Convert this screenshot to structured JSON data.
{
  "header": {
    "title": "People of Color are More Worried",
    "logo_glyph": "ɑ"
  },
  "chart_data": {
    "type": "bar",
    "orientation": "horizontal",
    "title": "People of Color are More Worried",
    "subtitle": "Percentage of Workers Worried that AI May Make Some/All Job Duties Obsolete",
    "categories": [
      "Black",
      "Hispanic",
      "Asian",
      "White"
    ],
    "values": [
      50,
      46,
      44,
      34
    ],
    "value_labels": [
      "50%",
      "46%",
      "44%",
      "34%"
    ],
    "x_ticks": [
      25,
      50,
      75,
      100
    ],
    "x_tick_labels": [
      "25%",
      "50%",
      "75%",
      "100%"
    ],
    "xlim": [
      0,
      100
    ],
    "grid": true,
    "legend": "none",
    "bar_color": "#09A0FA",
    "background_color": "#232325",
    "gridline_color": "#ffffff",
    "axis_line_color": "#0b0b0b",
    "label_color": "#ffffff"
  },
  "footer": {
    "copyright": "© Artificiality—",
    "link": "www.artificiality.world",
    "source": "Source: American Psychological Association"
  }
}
+ + + + + + +
#### What you will do:
Take the entries above and transcribe them exactly.

#### Answer to the problem:
Convert this screenshot to structured JSON data.
{
  "header": {
    "title": "People of Color are More Worried",
    "logo_glyph": "ɑ"
  },
  "chart_data": {
    "type": "bar",
    "orientation": "horizontal",
    "title": "People of Color are More Worried",
    "subtitle": "Percentage of Workers Worried that AI May Make Some/All Job Duties Obsolete",
    "categories": [
      "Black",
      "Hispanic",
      "Asian",
      "White"
    ],
    "values": [
      50,
      46,
      44,
      34
    ],
    "value_labels": [
      "50%",
      "46%",
      "44%",
      "34%"
    ],
    "x_ticks": [
      25,
      50,
      75,
      100
    ],
    "x_tick_labels": [
      "25%",
      "50%",
      "75%",
      "100%"
    ],
    "xlim": [
      0,
      100
    ],
    "grid": true,
    "legend": "none",
    "bar_color": "#09A0FA",
    "background_color": "#232325",
    "gridline_color": "#ffffff",
    "axis_line_color": "#0b0b0b",
    "label_color": "#ffffff"
  },
  "footer": {
    "copyright": "© Artificiality—",
    "link": "www.artificiality.world",
    "source": "Source: American Psychological Association"
  }
}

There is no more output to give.